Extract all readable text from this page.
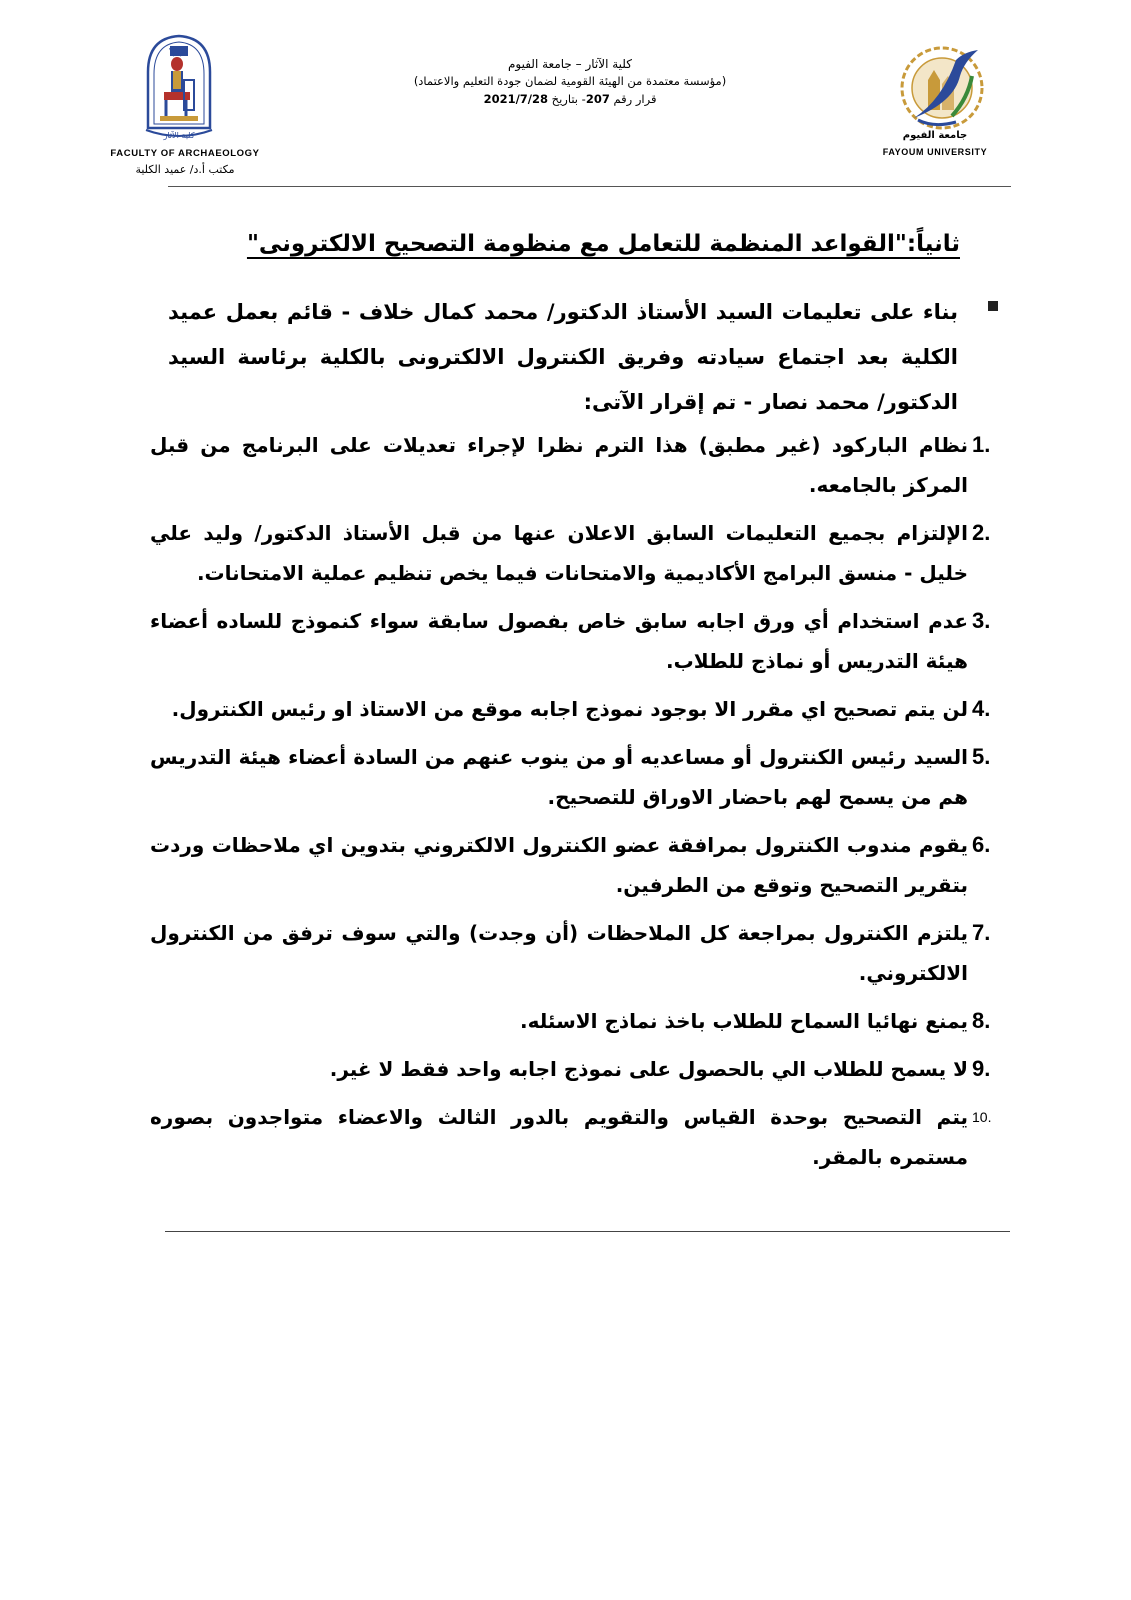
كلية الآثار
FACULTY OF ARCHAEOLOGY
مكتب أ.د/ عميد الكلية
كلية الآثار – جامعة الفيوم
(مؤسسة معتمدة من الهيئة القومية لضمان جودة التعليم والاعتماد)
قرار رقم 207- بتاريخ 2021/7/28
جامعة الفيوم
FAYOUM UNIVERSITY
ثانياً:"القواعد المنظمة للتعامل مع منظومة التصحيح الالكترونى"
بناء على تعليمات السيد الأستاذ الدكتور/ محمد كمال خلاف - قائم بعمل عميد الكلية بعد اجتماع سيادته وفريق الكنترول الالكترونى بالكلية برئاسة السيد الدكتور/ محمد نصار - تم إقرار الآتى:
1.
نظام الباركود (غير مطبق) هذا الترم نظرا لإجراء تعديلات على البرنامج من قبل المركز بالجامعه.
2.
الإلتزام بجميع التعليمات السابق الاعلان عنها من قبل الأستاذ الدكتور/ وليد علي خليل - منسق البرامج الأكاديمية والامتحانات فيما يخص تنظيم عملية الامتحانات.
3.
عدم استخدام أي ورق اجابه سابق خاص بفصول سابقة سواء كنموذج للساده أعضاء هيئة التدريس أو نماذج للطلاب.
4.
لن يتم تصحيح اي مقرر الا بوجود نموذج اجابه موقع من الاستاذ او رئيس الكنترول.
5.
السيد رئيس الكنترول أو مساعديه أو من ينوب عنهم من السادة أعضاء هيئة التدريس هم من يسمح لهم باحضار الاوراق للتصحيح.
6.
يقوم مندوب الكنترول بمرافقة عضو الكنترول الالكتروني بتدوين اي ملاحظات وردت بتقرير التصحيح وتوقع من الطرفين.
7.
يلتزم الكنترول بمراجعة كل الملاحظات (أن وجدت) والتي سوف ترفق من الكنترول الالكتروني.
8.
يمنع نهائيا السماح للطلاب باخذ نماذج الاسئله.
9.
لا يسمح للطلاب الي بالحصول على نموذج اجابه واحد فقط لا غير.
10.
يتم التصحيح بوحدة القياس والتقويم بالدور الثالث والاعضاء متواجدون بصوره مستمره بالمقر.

════════

Task statement: Pick out, from the lines above, every one that contains the string "جامعة".

Output of the task:
كلية الآثار – جامعة الفيوم
جامعة الفيوم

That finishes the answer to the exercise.